STATED GOAL: Of all the lines in the records, how many hold the word "Addenda"? Answer with the number only.

INPUT:
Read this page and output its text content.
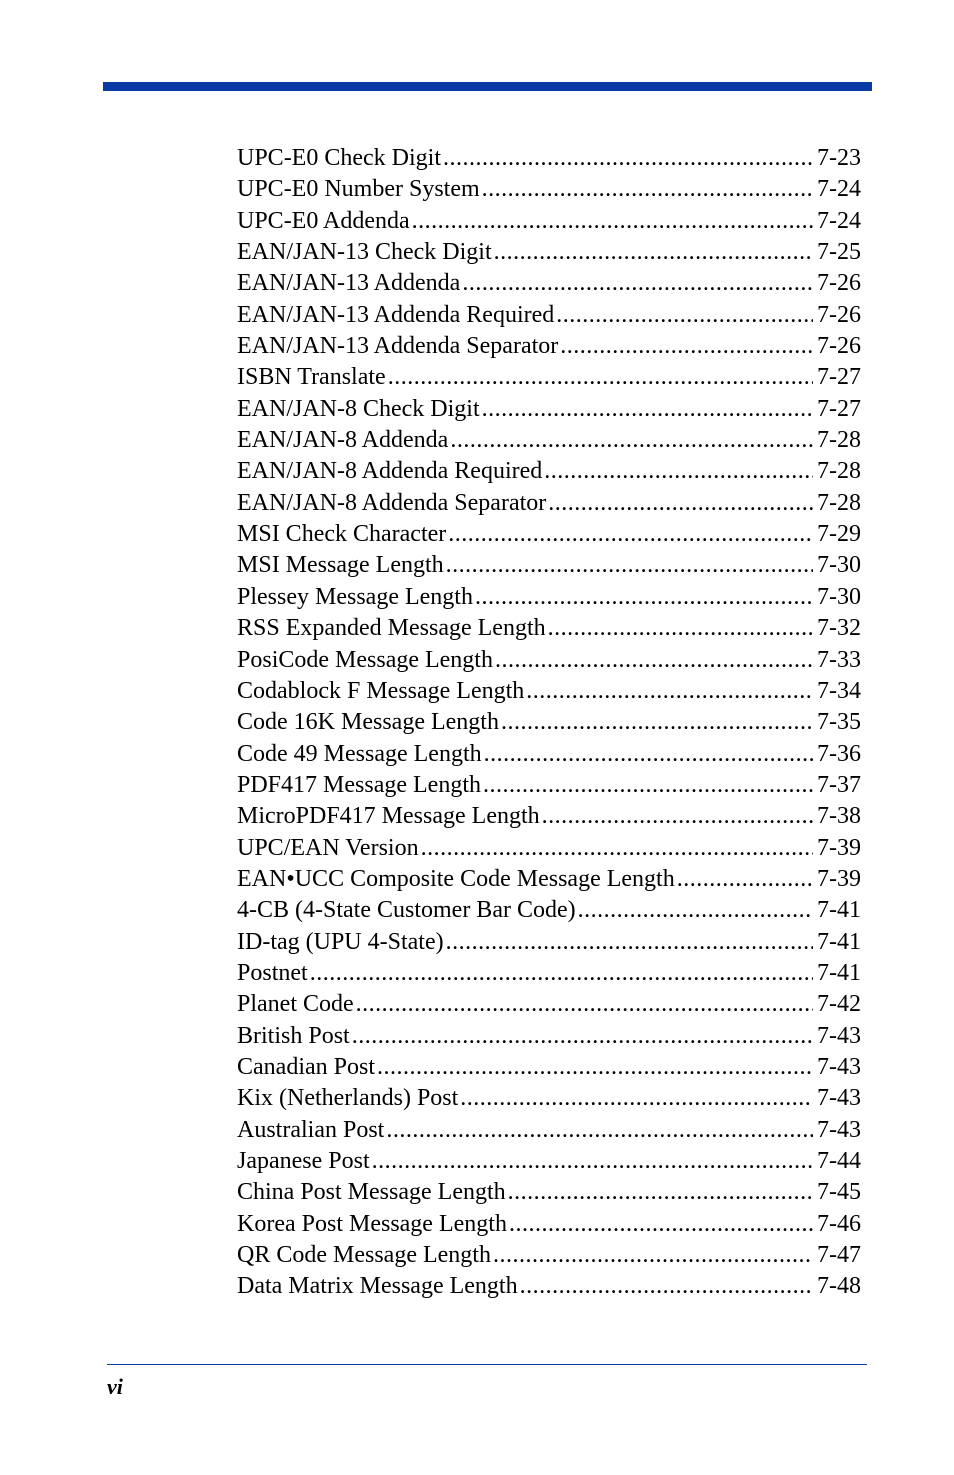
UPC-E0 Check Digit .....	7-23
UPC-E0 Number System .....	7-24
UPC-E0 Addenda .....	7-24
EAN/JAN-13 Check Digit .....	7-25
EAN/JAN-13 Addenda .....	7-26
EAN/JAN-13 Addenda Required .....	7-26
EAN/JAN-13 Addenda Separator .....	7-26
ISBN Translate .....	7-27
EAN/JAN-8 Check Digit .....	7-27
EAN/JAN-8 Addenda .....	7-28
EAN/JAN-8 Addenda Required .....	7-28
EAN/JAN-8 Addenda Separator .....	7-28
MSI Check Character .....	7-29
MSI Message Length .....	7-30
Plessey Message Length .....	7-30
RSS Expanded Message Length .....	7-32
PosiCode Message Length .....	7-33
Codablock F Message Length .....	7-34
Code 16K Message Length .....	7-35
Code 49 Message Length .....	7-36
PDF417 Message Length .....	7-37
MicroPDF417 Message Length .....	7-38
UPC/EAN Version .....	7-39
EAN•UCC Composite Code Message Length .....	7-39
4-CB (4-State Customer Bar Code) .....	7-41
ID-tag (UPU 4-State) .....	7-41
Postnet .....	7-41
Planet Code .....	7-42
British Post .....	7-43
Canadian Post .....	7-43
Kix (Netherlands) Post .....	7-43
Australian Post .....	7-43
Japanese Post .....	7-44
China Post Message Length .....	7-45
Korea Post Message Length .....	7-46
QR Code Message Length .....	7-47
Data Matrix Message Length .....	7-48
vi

* * *

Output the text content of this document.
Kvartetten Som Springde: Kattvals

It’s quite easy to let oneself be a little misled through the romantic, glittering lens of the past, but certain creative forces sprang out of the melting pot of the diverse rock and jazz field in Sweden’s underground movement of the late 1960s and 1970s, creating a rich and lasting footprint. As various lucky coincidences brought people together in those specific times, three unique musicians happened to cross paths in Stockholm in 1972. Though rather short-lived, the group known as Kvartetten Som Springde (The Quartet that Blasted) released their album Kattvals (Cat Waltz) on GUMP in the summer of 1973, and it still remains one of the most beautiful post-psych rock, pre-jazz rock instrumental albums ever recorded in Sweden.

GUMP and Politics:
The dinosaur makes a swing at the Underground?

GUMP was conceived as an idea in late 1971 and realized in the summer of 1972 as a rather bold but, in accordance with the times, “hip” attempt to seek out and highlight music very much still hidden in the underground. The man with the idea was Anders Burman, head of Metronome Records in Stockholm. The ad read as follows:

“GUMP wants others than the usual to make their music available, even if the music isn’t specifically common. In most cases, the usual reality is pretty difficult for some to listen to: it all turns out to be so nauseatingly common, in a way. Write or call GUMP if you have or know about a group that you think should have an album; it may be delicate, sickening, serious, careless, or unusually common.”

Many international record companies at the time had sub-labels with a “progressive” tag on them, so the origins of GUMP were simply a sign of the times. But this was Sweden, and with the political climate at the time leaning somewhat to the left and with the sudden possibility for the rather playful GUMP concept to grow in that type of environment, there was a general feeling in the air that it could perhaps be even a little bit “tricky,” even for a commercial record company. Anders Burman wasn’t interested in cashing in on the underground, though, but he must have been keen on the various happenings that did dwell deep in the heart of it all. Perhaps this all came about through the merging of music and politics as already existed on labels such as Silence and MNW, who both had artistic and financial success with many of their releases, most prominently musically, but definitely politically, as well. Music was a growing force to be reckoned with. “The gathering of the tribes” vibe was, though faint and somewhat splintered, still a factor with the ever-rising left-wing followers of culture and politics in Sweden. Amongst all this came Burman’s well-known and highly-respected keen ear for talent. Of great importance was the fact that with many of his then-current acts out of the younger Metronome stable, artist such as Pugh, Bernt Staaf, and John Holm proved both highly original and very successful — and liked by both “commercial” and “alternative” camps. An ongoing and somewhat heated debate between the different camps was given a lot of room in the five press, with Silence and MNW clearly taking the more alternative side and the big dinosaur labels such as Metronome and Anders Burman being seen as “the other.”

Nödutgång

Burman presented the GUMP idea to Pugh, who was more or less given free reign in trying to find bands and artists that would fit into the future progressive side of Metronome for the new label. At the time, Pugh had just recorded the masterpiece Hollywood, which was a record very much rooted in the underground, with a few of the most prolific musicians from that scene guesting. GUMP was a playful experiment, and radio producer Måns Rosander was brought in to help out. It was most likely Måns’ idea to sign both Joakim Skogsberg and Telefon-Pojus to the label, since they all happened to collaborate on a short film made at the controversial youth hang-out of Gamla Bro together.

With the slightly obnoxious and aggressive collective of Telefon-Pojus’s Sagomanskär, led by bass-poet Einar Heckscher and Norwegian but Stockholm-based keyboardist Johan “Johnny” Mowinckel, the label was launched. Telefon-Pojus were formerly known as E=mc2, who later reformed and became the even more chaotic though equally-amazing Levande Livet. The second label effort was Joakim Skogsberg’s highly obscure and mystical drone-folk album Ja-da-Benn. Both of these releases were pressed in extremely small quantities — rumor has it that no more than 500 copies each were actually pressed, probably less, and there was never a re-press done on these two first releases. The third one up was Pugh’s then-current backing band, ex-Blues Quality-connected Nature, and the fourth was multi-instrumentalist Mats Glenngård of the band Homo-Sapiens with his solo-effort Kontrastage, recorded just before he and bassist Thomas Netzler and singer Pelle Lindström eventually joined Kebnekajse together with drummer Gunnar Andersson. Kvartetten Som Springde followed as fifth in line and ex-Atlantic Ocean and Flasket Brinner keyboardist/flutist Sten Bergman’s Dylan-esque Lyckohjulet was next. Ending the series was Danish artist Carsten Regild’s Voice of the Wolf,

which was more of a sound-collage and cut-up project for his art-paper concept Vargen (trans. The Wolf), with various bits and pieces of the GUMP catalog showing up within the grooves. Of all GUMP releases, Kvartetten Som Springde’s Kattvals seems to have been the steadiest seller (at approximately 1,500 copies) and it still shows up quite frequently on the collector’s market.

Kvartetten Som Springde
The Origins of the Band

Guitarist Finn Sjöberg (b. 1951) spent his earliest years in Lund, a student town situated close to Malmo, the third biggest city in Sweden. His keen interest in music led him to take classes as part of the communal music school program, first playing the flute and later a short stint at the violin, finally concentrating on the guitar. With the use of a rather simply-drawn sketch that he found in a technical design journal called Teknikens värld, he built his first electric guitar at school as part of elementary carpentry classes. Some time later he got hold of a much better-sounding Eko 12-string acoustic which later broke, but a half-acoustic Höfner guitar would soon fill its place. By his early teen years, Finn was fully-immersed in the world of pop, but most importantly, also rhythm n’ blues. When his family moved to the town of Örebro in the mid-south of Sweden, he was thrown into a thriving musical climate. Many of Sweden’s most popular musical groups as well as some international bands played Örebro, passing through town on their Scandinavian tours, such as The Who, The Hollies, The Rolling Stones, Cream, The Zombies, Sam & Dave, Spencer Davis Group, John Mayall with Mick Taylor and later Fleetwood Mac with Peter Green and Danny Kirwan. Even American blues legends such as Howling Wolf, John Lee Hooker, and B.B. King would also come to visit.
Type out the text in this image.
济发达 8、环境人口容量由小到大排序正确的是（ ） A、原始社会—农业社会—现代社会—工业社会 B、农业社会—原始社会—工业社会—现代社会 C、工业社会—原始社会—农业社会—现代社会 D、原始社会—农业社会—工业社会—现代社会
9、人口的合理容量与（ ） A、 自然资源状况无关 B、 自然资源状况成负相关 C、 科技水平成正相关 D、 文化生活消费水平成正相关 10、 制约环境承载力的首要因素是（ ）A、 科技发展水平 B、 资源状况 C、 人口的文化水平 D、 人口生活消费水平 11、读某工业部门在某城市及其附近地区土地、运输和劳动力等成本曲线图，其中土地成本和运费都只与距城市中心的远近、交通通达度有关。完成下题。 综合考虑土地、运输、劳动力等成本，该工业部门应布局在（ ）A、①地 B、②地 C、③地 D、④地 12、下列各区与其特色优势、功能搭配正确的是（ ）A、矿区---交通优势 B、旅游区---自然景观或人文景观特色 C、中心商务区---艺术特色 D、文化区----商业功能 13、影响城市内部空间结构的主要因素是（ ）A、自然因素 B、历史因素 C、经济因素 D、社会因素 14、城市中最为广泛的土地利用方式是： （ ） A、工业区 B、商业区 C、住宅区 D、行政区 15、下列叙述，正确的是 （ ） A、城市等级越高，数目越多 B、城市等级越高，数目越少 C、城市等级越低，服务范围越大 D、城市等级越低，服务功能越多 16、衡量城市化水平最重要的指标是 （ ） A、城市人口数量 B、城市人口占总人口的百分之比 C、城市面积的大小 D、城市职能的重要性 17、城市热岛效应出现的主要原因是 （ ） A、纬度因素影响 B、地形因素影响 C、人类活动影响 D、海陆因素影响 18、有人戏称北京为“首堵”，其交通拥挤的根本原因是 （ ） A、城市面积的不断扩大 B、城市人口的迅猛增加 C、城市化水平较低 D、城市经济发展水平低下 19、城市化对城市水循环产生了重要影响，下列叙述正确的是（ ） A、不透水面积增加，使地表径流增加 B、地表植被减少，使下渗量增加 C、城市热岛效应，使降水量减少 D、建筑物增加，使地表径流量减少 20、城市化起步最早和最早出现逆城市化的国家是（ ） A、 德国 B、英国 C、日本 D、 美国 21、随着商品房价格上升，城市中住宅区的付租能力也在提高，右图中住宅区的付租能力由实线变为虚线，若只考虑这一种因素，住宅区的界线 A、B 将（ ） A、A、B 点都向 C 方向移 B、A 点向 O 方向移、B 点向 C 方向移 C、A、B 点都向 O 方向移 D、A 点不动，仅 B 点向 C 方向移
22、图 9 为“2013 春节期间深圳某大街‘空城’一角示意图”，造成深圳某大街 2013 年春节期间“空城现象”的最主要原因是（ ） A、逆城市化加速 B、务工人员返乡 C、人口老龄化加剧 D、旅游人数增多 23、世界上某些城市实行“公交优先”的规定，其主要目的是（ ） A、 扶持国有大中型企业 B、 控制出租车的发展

FULL SOLUTION: 7